## AIM OF THE TASK
Find the lines that hold "text". Report only how many there are.
** BEGIN EXCERPTED RECORDS **
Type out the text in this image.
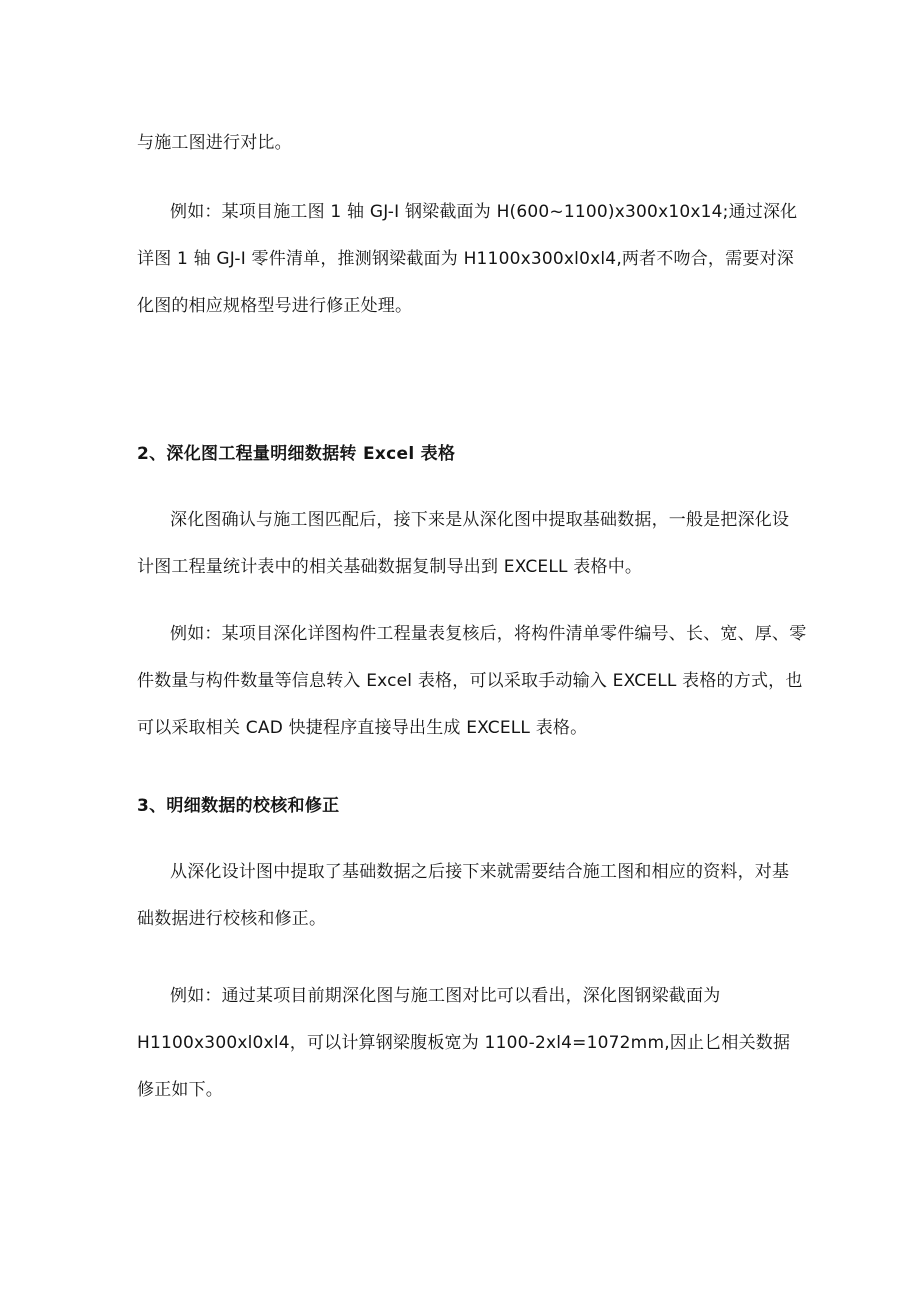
与施工图进行对比。
例如：某项目施工图 1 轴 GJ-I 钢梁截面为 H(600~1100)x300x10x14;通过深化
详图 1 轴 GJ-I 零件清单，推测钢梁截面为 H1100x300xl0xl4,两者不吻合，需要对深
化图的相应规格型号进行修正处理。
2、深化图工程量明细数据转 Excel 表格
深化图确认与施工图匹配后，接下来是从深化图中提取基础数据，一般是把深化设
计图工程量统计表中的相关基础数据复制导出到 EXCELL 表格中。
例如：某项目深化详图构件工程量表复核后，将构件清单零件编号、长、宽、厚、零
件数量与构件数量等信息转入 Excel 表格，可以采取手动输入 EXCELL 表格的方式，也
可以采取相关 CAD 快捷程序直接导出生成 EXCELL 表格。
3、明细数据的校核和修正
从深化设计图中提取了基础数据之后接下来就需要结合施工图和相应的资料，对基
础数据进行校核和修正。
例如：通过某项目前期深化图与施工图对比可以看出，深化图钢梁截面为
H1100x300xl0xl4，可以计算钢梁腹板宽为 1100-2xl4=1072mm,因止匕相关数据
修正如下。
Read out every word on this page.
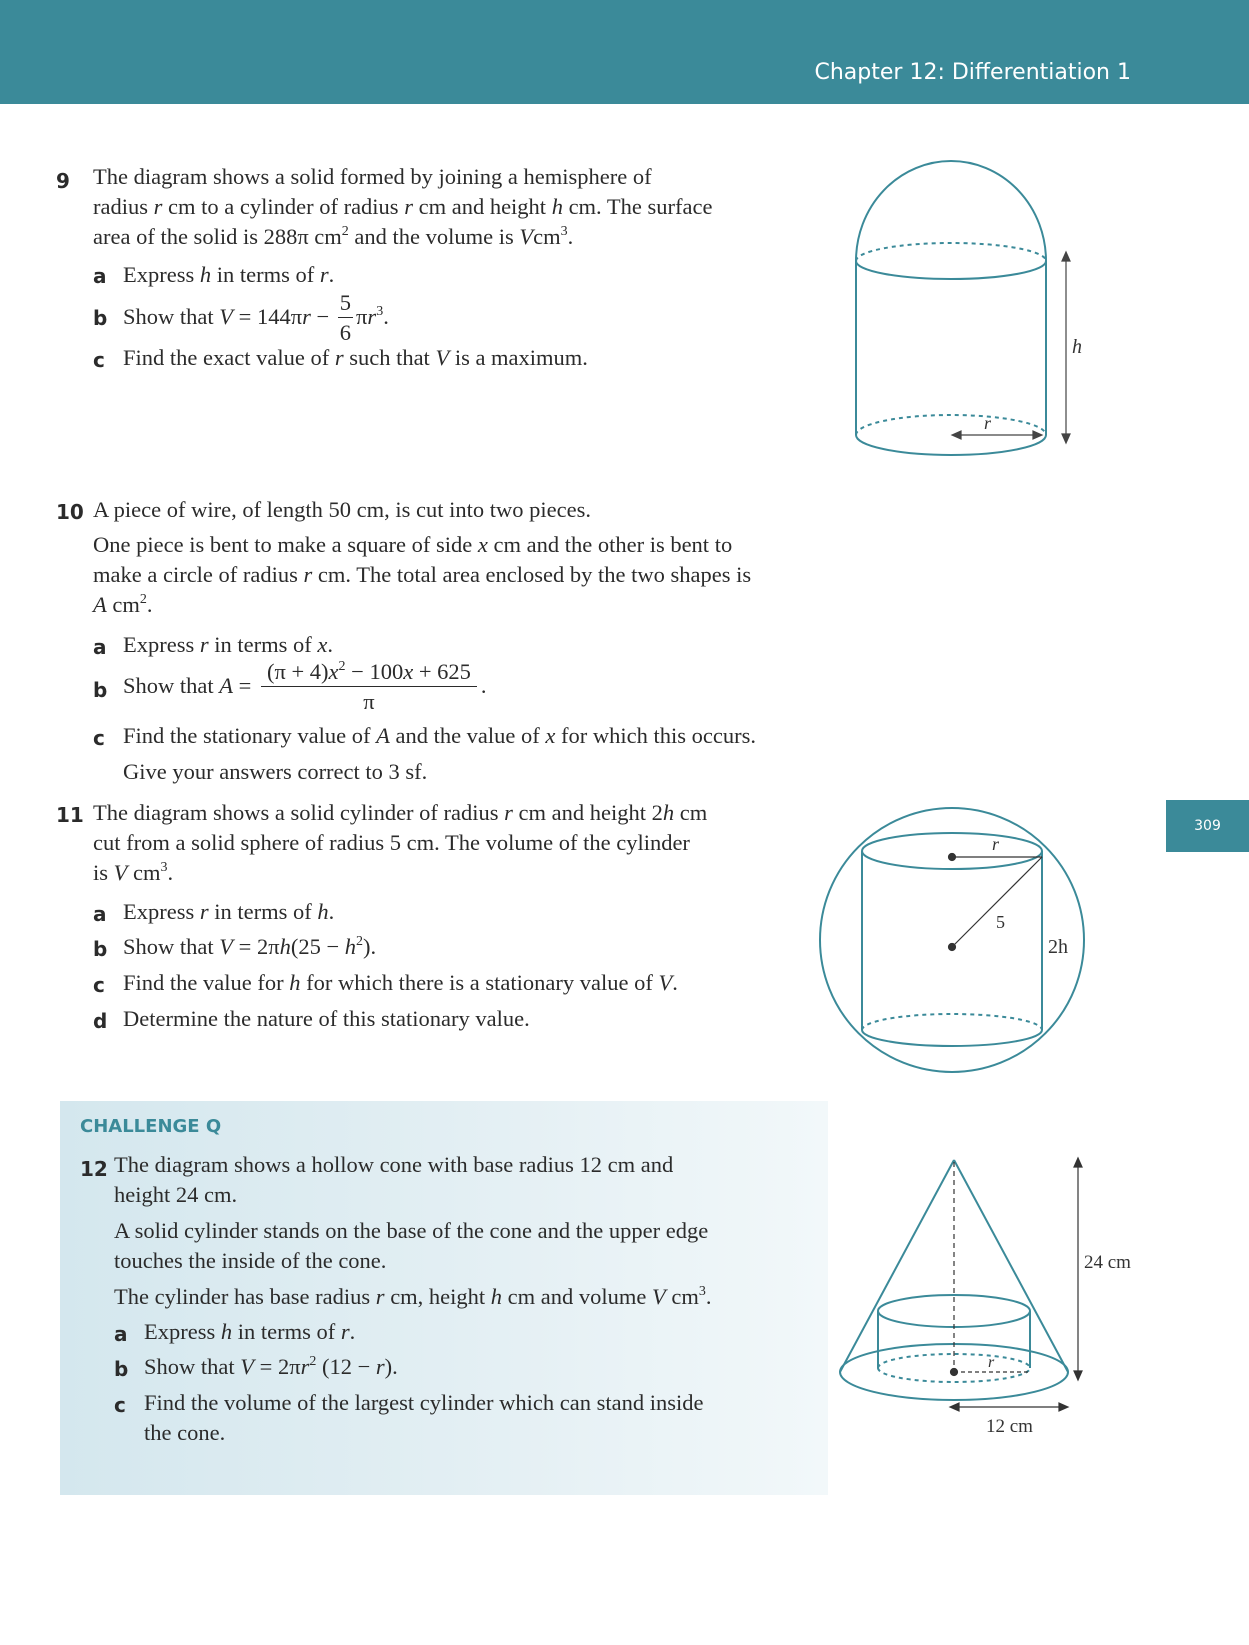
Chapter 12: Differentiation 1
309
9 The diagram shows a solid formed by joining a hemisphere of
radius r cm to a cylinder of radius r cm and height h cm. The surface
area of the solid is 288π $cm^2$ and the volume is Vcm$^3$.
a Express h in terms of r.
b Show that $V = 144\pi r - \frac{5}{6} \pi r^3$.
c Find the exact value of r such that V is a maximum.	h
r
10 A piece of wire, of length 50 cm, is cut into two pieces.
One piece is bent to make a square of side x cm and the other is bent to
make a circle of radius r cm. The total area enclosed by the two shapes is
A $cm^2$.
a Express r in terms of x.
b Show that $A = \frac{(\pi + 4)x^2 - 100x + 625}{\pi}$ .
c Find the stationary value of A and the value of x for which this occurs.
Give your answers correct to 3 sf.
11 The diagram shows a solid cylinder of radius r cm and height 2h cm
cut from a solid sphere of radius 5 cm. The volume of the cylinder
is V $cm^3$.
a Express r in terms of h.
b Show that $V = 2\pi h(25 - h^2)$.
c Find the value for h for which there is a stationary value of V.
d Determine the nature of this stationary value.
r
5
2h
CHALLENGE Q
12 The diagram shows a hollow cone with base radius 12 cm and
height 24 cm.
A solid cylinder stands on the base of the cone and the upper edge
touches the inside of the cone.
The cylinder has base radius r cm, height h cm and volume V $cm^3$.
a Express h in terms of r.
b Show that $V = 2\pi r^2$ (12 − r).
c Find the volume of the largest cylinder which can stand inside
the cone.
r
24 cm
12 cm
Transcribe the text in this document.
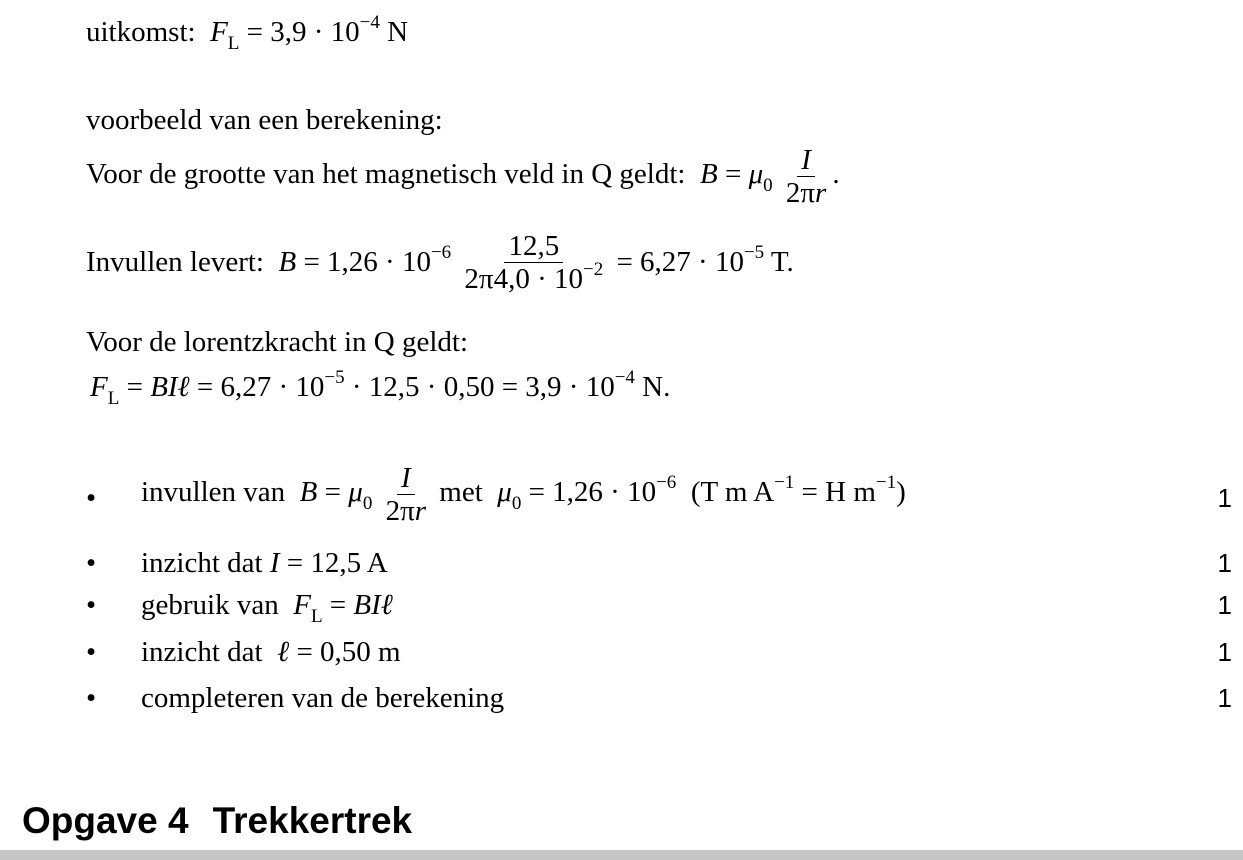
uitkomst: $F_L = 3,9 \cdot 10^{-4}$ N
voorbeeld van een berekening:
Voor de grootte van het magnetisch veld in Q geldt: $B = \mu_0 \frac{I}{2\pi r}$ .
Invullen levert: $B = 1,26 \cdot 10^{-6} \frac{12,5}{2\pi 4,0 \cdot 10^{-2}} = 6,27 \cdot 10^{-5}$ T.
Voor de lorentzkracht in Q geldt:
$F_L$ = BIℓ = $6,27 \cdot 10^{-5} \cdot 12,5 \cdot 0,50 = 3,9 \cdot 10^{-4}$ N.
• invullen van $B = \mu_0 \frac{I}{2\pi r}$ met $\mu_0 = 1,26 \cdot 10^{-6}$ (T m $A^{-1} = H$ $m^{-1}$)	1
• inzicht dat I = 12,5 A	1
• gebruik van $F_L$ = BIℓ	1
• inzicht dat ℓ = 0,50 m	1
• completeren van de berekening	1
Opgave 4 Trekkertrek
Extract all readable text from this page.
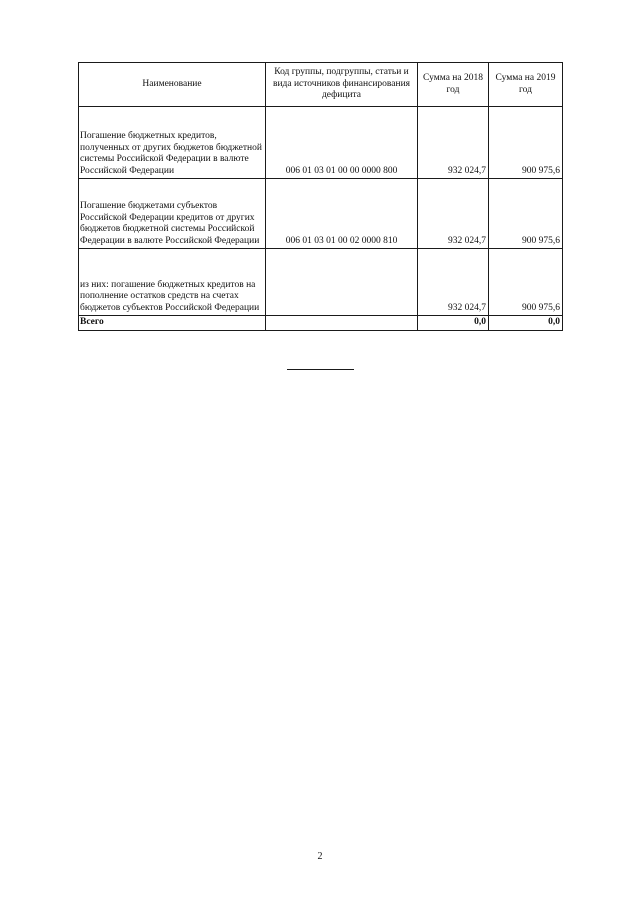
Наименование	Код группы, подгруппы, статьи и вида источников финансирования дефицита	Сумма на 2018 год	Сумма на 2019 год
Погашение бюджетных кредитов, полученных от других бюджетов бюджетной системы Российской Федерации в валюте Российской Федерации	006 01 03 01 00 00 0000 800	932 024,7	900 975,6
Погашение бюджетами субъектов Российской Федерации кредитов от других бюджетов бюджетной системы Российской Федерации в валюте Российской Федерации	006 01 03 01 00 02 0000 810	932 024,7	900 975,6
из них: погашение бюджетных кредитов на пополнение остатков средств на счетах бюджетов субъектов Российской Федерации		932 024,7	900 975,6
Всего		0,0	0,0
2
** END EXCERPTED RECORDS **
## TASK OUTPUT
3